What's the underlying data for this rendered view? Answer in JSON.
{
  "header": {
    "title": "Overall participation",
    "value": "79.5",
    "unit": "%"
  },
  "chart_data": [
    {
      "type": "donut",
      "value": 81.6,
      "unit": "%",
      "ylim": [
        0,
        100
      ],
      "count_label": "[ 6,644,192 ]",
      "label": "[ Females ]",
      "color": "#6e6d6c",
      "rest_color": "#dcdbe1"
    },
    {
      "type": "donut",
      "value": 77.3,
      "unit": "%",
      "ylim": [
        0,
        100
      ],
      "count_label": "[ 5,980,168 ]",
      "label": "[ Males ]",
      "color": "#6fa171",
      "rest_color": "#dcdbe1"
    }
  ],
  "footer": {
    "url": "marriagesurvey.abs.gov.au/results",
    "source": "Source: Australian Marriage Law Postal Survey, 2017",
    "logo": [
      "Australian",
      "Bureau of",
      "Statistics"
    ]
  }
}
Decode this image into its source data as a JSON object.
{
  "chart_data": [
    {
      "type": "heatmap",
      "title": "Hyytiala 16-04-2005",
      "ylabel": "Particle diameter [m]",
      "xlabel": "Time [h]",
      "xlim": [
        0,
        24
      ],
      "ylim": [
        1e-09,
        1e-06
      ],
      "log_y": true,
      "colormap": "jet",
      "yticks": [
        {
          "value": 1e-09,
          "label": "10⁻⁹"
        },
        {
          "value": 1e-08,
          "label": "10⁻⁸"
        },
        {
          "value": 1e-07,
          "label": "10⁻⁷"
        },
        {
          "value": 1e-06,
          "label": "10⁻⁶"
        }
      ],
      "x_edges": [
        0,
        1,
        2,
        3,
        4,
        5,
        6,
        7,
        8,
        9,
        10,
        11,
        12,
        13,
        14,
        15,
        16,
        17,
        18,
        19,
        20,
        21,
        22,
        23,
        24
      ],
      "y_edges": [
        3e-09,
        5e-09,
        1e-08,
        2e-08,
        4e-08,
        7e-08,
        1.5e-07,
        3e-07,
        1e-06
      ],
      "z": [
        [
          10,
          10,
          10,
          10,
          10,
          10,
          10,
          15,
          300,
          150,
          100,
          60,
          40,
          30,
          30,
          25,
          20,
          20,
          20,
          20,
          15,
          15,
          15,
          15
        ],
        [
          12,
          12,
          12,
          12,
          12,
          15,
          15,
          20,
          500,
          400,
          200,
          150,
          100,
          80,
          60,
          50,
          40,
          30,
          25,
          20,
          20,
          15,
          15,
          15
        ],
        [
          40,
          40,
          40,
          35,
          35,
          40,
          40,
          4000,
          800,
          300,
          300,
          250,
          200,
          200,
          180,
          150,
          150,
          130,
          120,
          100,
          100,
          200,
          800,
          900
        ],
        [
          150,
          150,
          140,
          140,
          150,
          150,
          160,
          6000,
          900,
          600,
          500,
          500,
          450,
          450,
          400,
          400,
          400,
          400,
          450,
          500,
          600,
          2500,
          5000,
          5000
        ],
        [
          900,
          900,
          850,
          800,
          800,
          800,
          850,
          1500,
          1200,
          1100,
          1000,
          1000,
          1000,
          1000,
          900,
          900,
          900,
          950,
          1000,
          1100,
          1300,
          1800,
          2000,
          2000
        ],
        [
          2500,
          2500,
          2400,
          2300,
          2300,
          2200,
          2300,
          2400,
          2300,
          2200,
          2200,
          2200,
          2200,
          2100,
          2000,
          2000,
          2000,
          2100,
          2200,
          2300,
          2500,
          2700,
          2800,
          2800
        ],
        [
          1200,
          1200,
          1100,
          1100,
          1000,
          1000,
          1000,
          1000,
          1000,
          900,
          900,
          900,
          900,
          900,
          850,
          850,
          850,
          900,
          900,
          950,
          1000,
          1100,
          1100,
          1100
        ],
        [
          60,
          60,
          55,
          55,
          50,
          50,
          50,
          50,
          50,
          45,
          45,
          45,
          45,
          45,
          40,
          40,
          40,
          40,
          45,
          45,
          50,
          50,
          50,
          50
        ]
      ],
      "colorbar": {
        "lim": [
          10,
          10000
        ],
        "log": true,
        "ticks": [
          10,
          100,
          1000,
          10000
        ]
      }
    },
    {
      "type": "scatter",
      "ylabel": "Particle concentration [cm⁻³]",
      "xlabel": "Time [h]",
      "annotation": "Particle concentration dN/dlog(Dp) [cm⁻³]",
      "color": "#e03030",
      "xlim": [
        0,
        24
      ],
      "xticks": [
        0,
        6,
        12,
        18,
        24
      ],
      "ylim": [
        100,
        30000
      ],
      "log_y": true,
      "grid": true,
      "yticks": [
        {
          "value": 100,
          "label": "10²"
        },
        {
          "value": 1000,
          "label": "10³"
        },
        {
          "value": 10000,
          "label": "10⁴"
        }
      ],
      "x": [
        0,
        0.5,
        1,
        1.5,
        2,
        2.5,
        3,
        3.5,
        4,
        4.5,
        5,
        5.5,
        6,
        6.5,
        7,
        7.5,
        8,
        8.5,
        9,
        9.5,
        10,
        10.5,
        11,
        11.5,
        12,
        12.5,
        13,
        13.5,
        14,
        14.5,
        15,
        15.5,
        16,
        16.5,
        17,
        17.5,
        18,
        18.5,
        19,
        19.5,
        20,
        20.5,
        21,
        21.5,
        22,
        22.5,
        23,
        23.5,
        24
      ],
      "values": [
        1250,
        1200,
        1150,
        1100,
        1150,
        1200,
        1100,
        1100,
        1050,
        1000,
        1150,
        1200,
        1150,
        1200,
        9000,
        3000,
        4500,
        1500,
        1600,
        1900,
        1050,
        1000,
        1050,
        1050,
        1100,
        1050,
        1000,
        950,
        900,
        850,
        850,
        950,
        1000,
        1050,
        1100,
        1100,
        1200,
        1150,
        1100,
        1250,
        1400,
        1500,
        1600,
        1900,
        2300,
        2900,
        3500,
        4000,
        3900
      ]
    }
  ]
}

───

**STATED EXERCISE**
Show every line from the listing above in which the string "JSON" appears.

**RESULT**
What's the underlying data for this rendered view? Answer in JSON.
Decode this image into its source data as a JSON object.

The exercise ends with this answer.